*Directions for this task*
Pick out the lines below that include the string "Policies".

*The records*

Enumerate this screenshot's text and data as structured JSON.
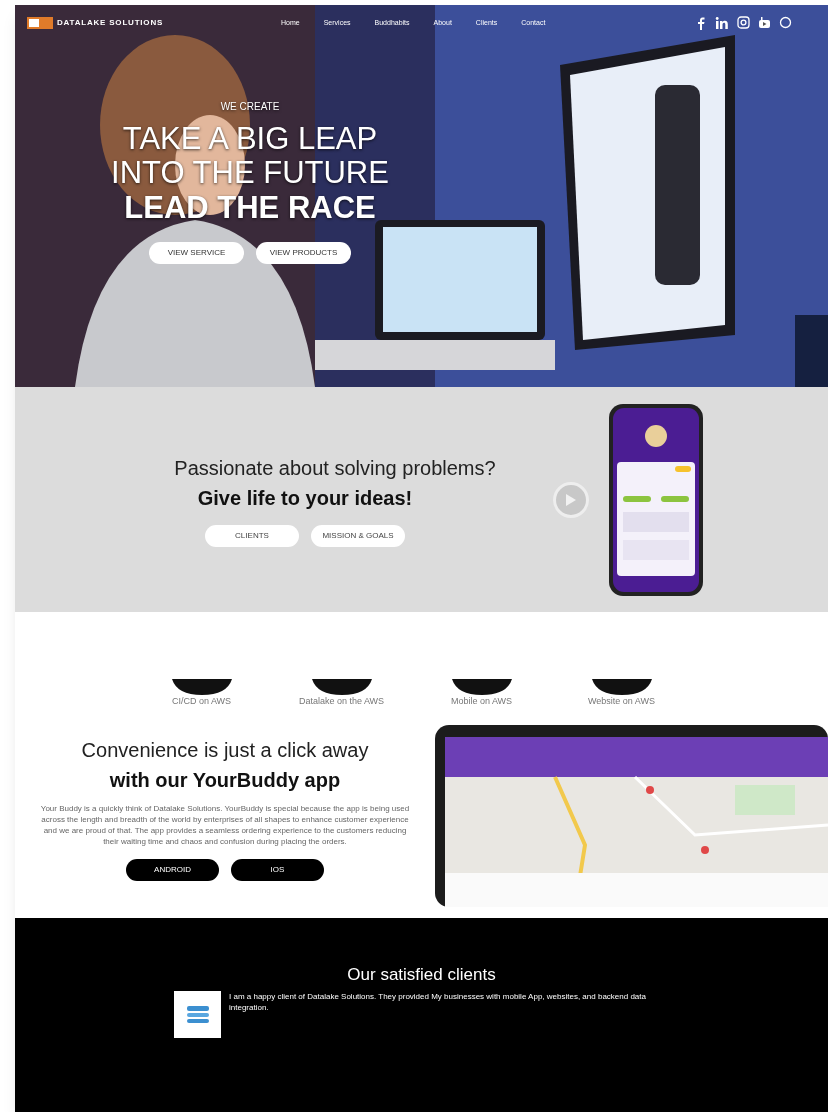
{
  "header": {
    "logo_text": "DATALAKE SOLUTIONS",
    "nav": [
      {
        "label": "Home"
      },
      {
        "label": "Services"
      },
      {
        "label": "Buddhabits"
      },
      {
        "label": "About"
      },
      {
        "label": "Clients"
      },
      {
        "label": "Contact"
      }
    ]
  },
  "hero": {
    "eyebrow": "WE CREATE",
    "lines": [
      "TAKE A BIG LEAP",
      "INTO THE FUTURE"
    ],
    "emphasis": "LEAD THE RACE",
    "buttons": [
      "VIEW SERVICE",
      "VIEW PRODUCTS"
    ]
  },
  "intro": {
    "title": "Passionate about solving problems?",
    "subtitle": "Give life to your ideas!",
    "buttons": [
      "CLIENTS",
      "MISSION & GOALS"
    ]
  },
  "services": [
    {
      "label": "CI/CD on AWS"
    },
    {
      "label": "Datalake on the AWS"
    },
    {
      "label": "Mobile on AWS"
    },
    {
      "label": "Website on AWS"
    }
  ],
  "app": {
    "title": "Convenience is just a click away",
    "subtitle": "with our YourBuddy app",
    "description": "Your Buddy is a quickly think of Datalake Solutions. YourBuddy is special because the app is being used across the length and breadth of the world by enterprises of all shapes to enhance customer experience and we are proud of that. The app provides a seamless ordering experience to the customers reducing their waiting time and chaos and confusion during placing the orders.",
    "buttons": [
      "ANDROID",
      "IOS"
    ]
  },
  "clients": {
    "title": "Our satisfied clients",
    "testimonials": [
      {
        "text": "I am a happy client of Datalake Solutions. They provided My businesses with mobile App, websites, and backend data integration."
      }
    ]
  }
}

--

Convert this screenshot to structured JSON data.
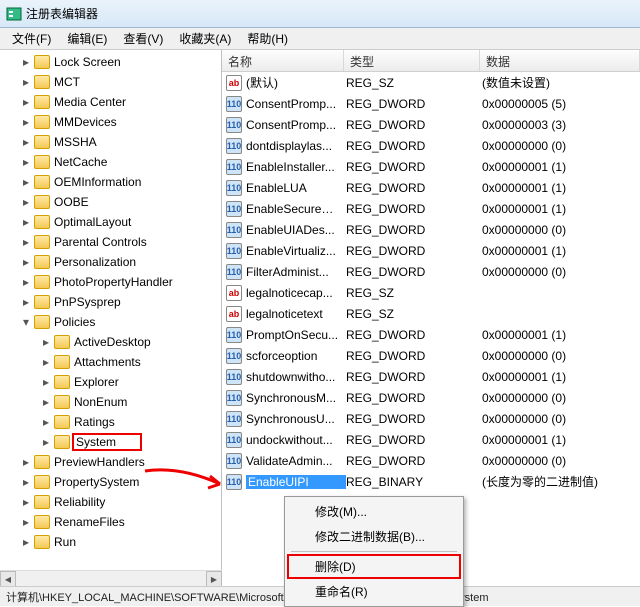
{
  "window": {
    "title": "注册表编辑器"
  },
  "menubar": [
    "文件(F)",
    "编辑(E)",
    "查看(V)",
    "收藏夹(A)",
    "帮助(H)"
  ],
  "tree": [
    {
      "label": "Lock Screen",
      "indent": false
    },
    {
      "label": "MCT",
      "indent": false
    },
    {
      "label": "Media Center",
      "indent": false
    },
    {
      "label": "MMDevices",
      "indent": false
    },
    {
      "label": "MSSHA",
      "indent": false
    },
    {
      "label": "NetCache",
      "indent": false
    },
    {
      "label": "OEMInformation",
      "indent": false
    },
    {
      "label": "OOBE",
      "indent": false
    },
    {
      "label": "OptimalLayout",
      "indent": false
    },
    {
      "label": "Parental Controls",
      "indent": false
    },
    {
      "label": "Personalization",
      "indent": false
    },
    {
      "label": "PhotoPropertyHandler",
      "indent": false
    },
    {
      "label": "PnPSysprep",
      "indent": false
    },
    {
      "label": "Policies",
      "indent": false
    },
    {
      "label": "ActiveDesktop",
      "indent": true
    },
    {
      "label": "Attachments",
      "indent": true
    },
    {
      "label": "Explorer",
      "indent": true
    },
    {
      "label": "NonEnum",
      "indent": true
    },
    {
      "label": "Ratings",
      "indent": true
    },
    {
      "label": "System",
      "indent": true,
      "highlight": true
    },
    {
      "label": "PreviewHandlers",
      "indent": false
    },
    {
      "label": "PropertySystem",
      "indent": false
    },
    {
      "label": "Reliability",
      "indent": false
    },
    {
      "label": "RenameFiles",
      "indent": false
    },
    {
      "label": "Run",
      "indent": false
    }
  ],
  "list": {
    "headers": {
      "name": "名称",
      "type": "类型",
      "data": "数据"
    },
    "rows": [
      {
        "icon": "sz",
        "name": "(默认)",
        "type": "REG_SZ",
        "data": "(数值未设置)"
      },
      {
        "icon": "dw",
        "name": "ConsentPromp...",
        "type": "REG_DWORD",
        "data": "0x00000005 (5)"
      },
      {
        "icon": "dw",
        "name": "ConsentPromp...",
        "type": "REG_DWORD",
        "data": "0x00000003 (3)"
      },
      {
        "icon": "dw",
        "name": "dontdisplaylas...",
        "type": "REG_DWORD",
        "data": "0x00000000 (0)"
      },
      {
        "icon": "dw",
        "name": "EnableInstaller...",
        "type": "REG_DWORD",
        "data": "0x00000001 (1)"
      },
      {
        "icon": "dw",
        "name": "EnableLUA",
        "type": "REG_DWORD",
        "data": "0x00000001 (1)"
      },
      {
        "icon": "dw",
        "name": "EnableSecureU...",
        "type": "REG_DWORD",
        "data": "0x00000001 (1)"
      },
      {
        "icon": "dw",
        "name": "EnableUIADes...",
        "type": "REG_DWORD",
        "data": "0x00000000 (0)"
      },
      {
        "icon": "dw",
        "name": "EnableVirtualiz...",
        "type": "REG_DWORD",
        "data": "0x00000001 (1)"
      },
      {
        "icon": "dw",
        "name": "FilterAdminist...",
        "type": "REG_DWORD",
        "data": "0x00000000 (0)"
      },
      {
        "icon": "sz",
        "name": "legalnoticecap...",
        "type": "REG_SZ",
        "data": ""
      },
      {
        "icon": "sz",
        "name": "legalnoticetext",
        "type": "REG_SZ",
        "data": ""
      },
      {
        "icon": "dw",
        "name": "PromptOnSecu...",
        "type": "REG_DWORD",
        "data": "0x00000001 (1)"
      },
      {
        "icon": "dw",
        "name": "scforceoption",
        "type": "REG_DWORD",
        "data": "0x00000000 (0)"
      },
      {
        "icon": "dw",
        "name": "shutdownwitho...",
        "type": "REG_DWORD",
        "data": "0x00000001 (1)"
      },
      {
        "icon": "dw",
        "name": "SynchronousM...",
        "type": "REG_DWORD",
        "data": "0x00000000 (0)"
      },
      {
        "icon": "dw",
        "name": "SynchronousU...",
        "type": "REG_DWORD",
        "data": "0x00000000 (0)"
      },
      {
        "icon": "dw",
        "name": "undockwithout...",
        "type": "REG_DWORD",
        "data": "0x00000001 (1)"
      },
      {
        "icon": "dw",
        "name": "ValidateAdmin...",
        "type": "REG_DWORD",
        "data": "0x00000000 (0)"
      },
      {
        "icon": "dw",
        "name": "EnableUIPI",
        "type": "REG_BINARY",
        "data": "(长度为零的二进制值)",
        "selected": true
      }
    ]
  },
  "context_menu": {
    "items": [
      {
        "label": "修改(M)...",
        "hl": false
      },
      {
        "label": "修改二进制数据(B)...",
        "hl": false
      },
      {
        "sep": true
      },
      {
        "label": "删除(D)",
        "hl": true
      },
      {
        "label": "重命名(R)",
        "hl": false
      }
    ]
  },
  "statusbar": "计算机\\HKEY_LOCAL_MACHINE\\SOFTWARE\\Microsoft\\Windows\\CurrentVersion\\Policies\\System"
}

*Solution for this problem*
      "label": "Policies",
  "statusbar": "计算机\\HKEY_LOCAL_MACHINE\\SOFTWARE\\Microsoft\\Windows\\CurrentVersion\\Policies\\System"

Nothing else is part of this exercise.